Can you copy out the data exactly? Leave the images out.

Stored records
== == ==

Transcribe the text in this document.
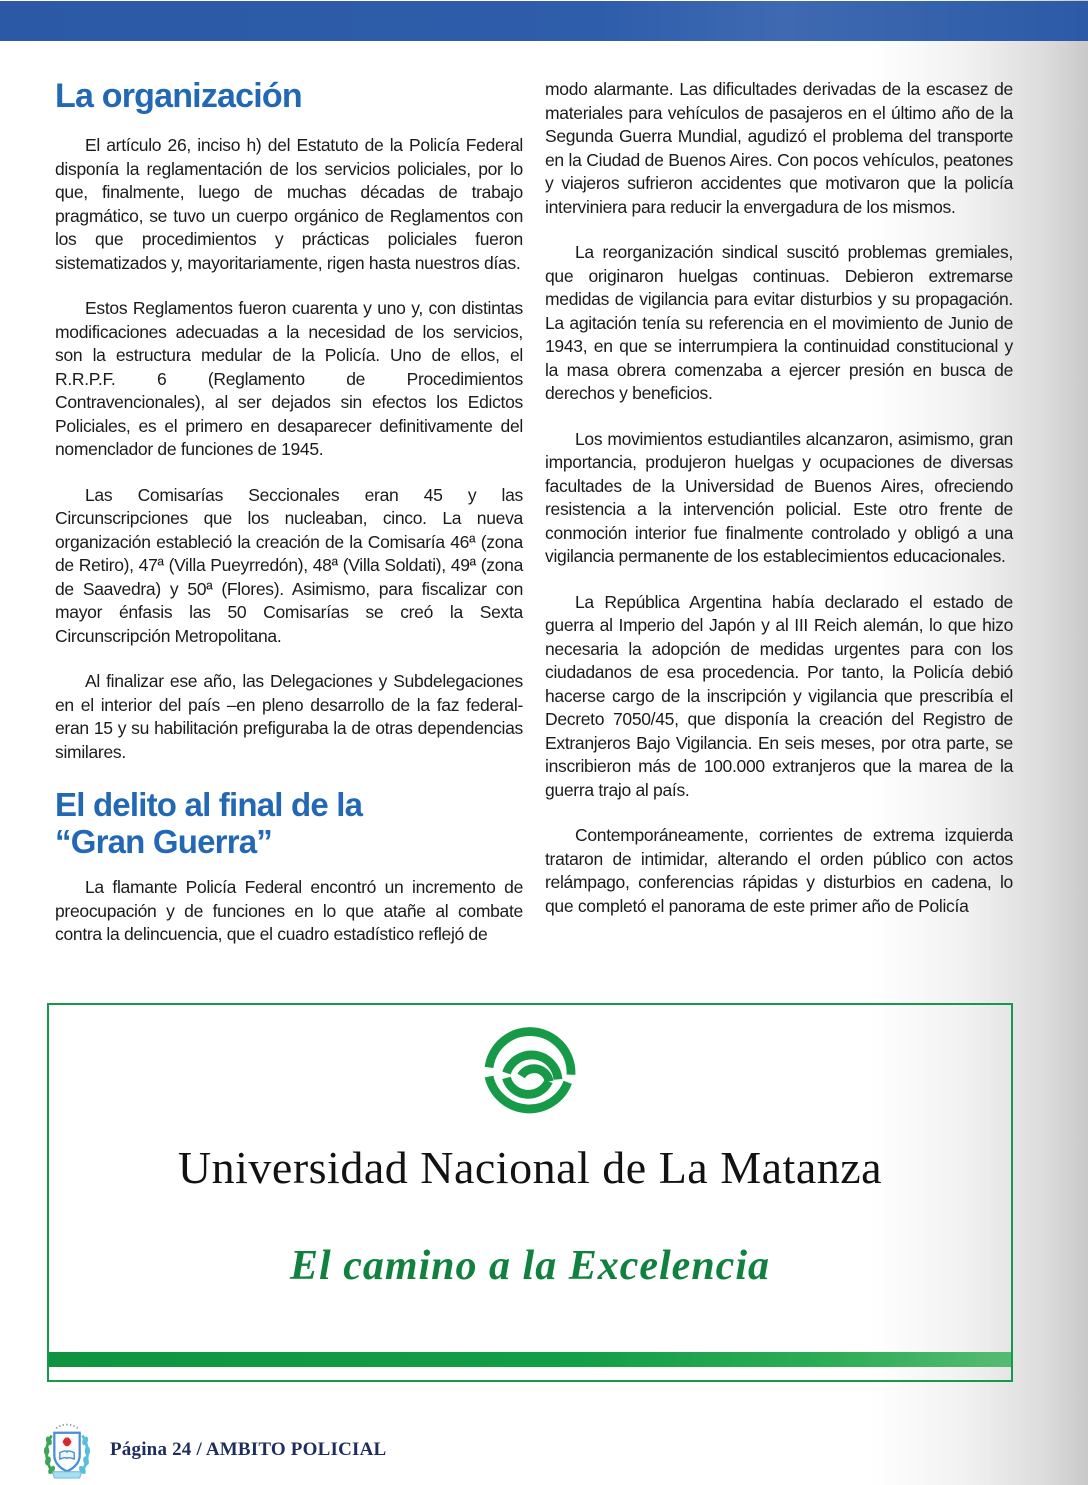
La organización

El artículo 26, inciso h) del Estatuto de la Policía Federal disponía la reglamentación de los servicios policiales, por lo que, finalmente, luego de muchas décadas de trabajo pragmático, se tuvo un cuerpo orgánico de Reglamentos con los que procedimientos y prácticas policiales fueron sistematizados y, mayoritariamente, rigen hasta nuestros días.

Estos Reglamentos fueron cuarenta y uno y, con distintas modificaciones adecuadas a la necesidad de los servicios, son la estructura medular de la Policía. Uno de ellos, el R.R.P.F. 6 (Reglamento de Procedimientos Contravencionales), al ser dejados sin efectos los Edictos Policiales, es el primero en desaparecer definitivamente del nomenclador de funciones de 1945.

Las Comisarías Seccionales eran 45 y las Circunscripciones que los nucleaban, cinco. La nueva organización estableció la creación de la Comisaría 46ª (zona de Retiro), 47ª (Villa Pueyrredón), 48ª (Villa Soldati), 49ª (zona de Saavedra) y 50ª (Flores). Asimismo, para fiscalizar con mayor énfasis las 50 Comisarías se creó la Sexta Circunscripción Metropolitana.

Al finalizar ese año, las Delegaciones y Subdelegaciones en el interior del país –en pleno desarrollo de la faz federal- eran 15 y su habilitación prefiguraba la de otras dependencias similares.

El delito al final de la
“Gran Guerra”

La flamante Policía Federal encontró un incremento de preocupación y de funciones en lo que atañe al combate contra la delincuencia, que el cuadro estadístico reflejó de

modo alarmante. Las dificultades derivadas de la escasez de materiales para vehículos de pasajeros en el último año de la Segunda Guerra Mundial, agudizó el problema del transporte en la Ciudad de Buenos Aires. Con pocos vehículos, peatones y viajeros sufrieron accidentes que motivaron que la policía interviniera para reducir la envergadura de los mismos.

La reorganización sindical suscitó problemas gremiales, que originaron huelgas continuas. Debieron extremarse medidas de vigilancia para evitar disturbios y su propagación. La agitación tenía su referencia en el movimiento de Junio de 1943, en que se interrumpiera la continuidad constitucional y la masa obrera comenzaba a ejercer presión en busca de derechos y beneficios.

Los movimientos estudiantiles alcanzaron, asimismo, gran importancia, produjeron huelgas y ocupaciones de diversas facultades de la Universidad de Buenos Aires, ofreciendo resistencia a la intervención policial. Este otro frente de conmoción interior fue finalmente controlado y obligó a una vigilancia permanente de los establecimientos educacionales.

La República Argentina había declarado el estado de guerra al Imperio del Japón y al III Reich alemán, lo que hizo necesaria la adopción de medidas urgentes para con los ciudadanos de esa procedencia. Por tanto, la Policía debió hacerse cargo de la inscripción y vigilancia que prescribía el Decreto 7050/45, que disponía la creación del Registro de Extranjeros Bajo Vigilancia. En seis meses, por otra parte, se inscribieron más de 100.000 extranjeros que la marea de la guerra trajo al país.

Contemporáneamente, corrientes de extrema izquierda trataron de intimidar, alterando el orden público con actos relámpago, conferencias rápidas y disturbios en cadena, lo que completó el panorama de este primer año de Policía

Universidad Nacional de La Matanza
El camino a la Excelencia
Página 24 / AMBITO POLICIAL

== == ==

Result of this exercise:
Transcribe the text in this document.
La organización

El artículo 26, inciso h) del Estatuto de la Policía Federal disponía la reglamentación de los servicios policiales, por lo que, finalmente, luego de muchas décadas de trabajo pragmático, se tuvo un cuerpo orgánico de Reglamentos con los que procedimientos y prácticas policiales fueron sistematizados y, mayoritariamente, rigen hasta nuestros días.

Estos Reglamentos fueron cuarenta y uno y, con distintas modificaciones adecuadas a la necesidad de los servicios, son la estructura medular de la Policía. Uno de ellos, el R.R.P.F. 6 (Reglamento de Procedimientos Contravencionales), al ser dejados sin efectos los Edictos Policiales, es el primero en desaparecer definitivamente del nomenclador de funciones de 1945.

Las Comisarías Seccionales eran 45 y las Circunscripciones que los nucleaban, cinco. La nueva organización estableció la creación de la Comisaría 46ª (zona de Retiro), 47ª (Villa Pueyrredón), 48ª (Villa Soldati), 49ª (zona de Saavedra) y 50ª (Flores). Asimismo, para fiscalizar con mayor énfasis las 50 Comisarías se creó la Sexta Circunscripción Metropolitana.

Al finalizar ese año, las Delegaciones y Subdelegaciones en el interior del país –en pleno desarrollo de la faz federal- eran 15 y su habilitación prefiguraba la de otras dependencias similares.

El delito al final de la
“Gran Guerra”

La flamante Policía Federal encontró un incremento de preocupación y de funciones en lo que atañe al combate contra la delincuencia, que el cuadro estadístico reflejó de

modo alarmante. Las dificultades derivadas de la escasez de materiales para vehículos de pasajeros en el último año de la Segunda Guerra Mundial, agudizó el problema del transporte en la Ciudad de Buenos Aires. Con pocos vehículos, peatones y viajeros sufrieron accidentes que motivaron que la policía interviniera para reducir la envergadura de los mismos.

La reorganización sindical suscitó problemas gremiales, que originaron huelgas continuas. Debieron extremarse medidas de vigilancia para evitar disturbios y su propagación. La agitación tenía su referencia en el movimiento de Junio de 1943, en que se interrumpiera la continuidad constitucional y la masa obrera comenzaba a ejercer presión en busca de derechos y beneficios.

Los movimientos estudiantiles alcanzaron, asimismo, gran importancia, produjeron huelgas y ocupaciones de diversas facultades de la Universidad de Buenos Aires, ofreciendo resistencia a la intervención policial. Este otro frente de conmoción interior fue finalmente controlado y obligó a una vigilancia permanente de los establecimientos educacionales.

La República Argentina había declarado el estado de guerra al Imperio del Japón y al III Reich alemán, lo que hizo necesaria la adopción de medidas urgentes para con los ciudadanos de esa procedencia. Por tanto, la Policía debió hacerse cargo de la inscripción y vigilancia que prescribía el Decreto 7050/45, que disponía la creación del Registro de Extranjeros Bajo Vigilancia. En seis meses, por otra parte, se inscribieron más de 100.000 extranjeros que la marea de la guerra trajo al país.

Contemporáneamente, corrientes de extrema izquierda trataron de intimidar, alterando el orden público con actos relámpago, conferencias rápidas y disturbios en cadena, lo que completó el panorama de este primer año de Policía

Universidad Nacional de La Matanza
El camino a la Excelencia
Página 24 / AMBITO POLICIAL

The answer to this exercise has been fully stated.